= What to produce =
From the entries below, tally how many lines contain "verified" and report only that figure.

══ Records provided

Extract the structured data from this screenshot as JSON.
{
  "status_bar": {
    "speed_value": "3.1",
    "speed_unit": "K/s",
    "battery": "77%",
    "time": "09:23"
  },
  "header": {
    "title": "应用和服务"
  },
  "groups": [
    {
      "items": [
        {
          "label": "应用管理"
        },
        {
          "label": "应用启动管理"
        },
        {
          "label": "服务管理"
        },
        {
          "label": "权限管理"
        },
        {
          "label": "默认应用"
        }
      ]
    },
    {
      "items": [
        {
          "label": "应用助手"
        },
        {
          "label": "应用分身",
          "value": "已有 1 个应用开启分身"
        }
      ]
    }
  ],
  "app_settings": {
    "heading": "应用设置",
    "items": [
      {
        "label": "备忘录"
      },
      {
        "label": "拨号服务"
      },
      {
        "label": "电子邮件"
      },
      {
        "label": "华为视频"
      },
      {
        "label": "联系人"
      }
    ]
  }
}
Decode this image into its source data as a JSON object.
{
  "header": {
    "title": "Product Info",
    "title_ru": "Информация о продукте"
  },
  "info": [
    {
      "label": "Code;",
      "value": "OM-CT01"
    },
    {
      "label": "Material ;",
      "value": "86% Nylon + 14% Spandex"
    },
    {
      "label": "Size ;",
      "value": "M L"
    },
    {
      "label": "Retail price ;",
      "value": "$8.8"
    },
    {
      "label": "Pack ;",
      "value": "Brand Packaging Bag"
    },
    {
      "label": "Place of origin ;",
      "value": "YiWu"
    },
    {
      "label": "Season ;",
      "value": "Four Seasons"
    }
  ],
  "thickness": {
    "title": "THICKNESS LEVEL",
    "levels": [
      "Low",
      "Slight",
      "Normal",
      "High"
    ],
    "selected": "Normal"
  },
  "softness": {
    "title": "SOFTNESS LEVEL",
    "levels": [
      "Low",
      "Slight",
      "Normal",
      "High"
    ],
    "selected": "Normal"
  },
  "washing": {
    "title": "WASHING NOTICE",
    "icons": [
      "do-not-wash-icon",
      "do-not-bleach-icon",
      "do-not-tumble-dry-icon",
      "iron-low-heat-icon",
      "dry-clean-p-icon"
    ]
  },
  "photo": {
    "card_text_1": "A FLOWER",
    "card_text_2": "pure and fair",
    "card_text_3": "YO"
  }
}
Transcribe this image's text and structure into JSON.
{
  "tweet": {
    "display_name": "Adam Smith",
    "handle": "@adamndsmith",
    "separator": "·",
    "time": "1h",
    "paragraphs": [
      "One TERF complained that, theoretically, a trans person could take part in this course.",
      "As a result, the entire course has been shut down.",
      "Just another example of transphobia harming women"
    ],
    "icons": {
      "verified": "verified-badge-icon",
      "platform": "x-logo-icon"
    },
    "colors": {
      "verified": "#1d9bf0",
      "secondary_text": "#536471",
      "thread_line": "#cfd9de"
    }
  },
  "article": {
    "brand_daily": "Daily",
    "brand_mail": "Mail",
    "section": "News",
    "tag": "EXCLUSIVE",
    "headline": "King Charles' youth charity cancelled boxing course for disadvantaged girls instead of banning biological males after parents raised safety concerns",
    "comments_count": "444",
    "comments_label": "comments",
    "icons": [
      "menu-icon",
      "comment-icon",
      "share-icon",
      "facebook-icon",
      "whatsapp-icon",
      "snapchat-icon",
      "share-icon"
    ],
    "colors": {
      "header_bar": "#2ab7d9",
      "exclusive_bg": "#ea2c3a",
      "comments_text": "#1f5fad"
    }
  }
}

════

= In response =
2